### Given task
Render every one of the lines below as a Markdown table with the columns "Row" and "Line," numbering the rows and skipping any blank lines.

START Data excerpts

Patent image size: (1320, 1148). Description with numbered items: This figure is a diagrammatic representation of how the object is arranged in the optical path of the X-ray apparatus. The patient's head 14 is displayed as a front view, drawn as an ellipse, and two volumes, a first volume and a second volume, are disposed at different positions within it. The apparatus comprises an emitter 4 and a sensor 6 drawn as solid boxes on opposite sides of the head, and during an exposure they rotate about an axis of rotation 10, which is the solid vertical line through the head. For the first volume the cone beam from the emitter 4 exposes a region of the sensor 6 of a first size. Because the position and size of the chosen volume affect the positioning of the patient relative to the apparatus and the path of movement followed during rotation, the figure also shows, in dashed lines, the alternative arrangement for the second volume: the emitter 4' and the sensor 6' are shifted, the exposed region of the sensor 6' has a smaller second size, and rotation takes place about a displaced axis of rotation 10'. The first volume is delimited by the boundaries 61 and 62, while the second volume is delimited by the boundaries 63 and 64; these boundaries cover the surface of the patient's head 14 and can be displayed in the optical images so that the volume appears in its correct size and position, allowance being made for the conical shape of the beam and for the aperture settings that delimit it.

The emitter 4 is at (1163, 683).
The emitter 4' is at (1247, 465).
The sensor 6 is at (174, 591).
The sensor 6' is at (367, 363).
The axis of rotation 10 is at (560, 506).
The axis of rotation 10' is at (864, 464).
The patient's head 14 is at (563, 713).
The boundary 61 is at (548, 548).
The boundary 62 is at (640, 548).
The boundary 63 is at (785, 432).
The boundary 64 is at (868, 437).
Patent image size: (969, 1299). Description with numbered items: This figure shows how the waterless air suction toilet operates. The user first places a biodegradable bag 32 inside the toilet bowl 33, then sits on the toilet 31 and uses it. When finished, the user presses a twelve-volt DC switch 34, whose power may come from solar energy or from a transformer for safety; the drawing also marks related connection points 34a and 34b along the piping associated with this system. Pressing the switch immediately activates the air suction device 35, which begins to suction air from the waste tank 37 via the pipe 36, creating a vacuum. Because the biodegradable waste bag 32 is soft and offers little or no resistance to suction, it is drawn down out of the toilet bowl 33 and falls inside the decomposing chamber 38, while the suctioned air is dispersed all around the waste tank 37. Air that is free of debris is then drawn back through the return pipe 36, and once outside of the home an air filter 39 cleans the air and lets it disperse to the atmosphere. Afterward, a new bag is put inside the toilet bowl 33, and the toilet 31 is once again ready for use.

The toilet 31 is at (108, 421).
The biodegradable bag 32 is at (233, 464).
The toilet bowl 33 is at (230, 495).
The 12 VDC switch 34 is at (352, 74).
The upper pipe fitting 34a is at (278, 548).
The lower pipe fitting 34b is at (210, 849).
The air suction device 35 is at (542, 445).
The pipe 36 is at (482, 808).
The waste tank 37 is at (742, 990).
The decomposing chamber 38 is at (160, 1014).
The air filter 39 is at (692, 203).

END Data excerpts

### Correct result
| Row | Line |
|---|---|
| 1 | Patent image size: (1320, 1148). Description with numbered items: This figure is a diagrammatic representation of how the object is arranged in the optical path of the X-ray apparatus. The patient's head 14 is displayed as a front view, drawn as an ellipse, and two volumes, a first volume and a second volume, are disposed at different positions within it. The apparatus comprises an emitter 4 and a sensor 6 drawn as solid boxes on opposite sides of the head, and during an exposure they rotate about an axis of rotation 10, which is the solid vertical line through the head. For the first volume the cone beam from the emitter 4 exposes a region of the sensor 6 of a first size. Because the position and size of the chosen volume affect the positioning of the patient relative to the apparatus and the path of movement followed during rotation, the figure also shows, in dashed lines, the alternative arrangement for the second volume: the emitter 4' and the sensor 6' are shifted, the exposed region of the sensor 6' has a smaller second size, and rotation takes place about a displaced axis of rotation 10'. The first volume is delimited by the boundaries 61 and 62, while the second volume is delimited by the boundaries 63 and 64; these boundaries cover the surface of the patient's head 14 and can be displayed in the optical images so that the volume appears in its correct size and position, allowance being made for the conical shape of the beam and for the aperture settings that delimit it. |
| 2 | The emitter 4 is at (1163, 683). |
| 3 | The emitter 4' is at (1247, 465). |
| 4 | The sensor 6 is at (174, 591). |
| 5 | The sensor 6' is at (367, 363). |
| 6 | The axis of rotation 10 is at (560, 506). |
| 7 | The axis of rotation 10' is at (864, 464). |
| 8 | The patient's head 14 is at (563, 713). |
| 9 | The boundary 61 is at (548, 548). |
| 10 | The boundary 62 is at (640, 548). |
| 11 | The boundary 63 is at (785, 432). |
| 12 | The boundary 64 is at (868, 437). |
| 13 | Patent image size: (969, 1299). Description with numbered items: This figure shows how the waterless air suction toilet operates. The user first places a biodegradable bag 32 inside the toilet bowl 33, then sits on the toilet 31 and uses it. When finished, the user presses a twelve-volt DC switch 34, whose power may come from solar energy or from a transformer for safety; the drawing also marks related connection points 34a and 34b along the piping associated with this system. Pressing the switch immediately activates the air suction device 35, which begins to suction air from the waste tank 37 via the pipe 36, creating a vacuum. Because the biodegradable waste bag 32 is soft and offers little or no resistance to suction, it is drawn down out of the toilet bowl 33 and falls inside the decomposing chamber 38, while the suctioned air is dispersed all around the waste tank 37. Air that is free of debris is then drawn back through the return pipe 36, and once outside of the home an air filter 39 cleans the air and lets it disperse to the atmosphere. Afterward, a new bag is put inside the toilet bowl 33, and the toilet 31 is once again ready for use. |
| 14 | The toilet 31 is at (108, 421). |
| 15 | The biodegradable bag 32 is at (233, 464). |
| 16 | The toilet bowl 33 is at (230, 495). |
| 17 | The 12 VDC switch 34 is at (352, 74). |
| 18 | The upper pipe fitting 34a is at (278, 548). |
| 19 | The lower pipe fitting 34b is at (210, 849). |
| 20 | The air suction device 35 is at (542, 445). |
| 21 | The pipe 36 is at (482, 808). |
| 22 | The waste tank 37 is at (742, 990). |
| 23 | The decomposing chamber 38 is at (160, 1014). |
| 24 | The air filter 39 is at (692, 203). |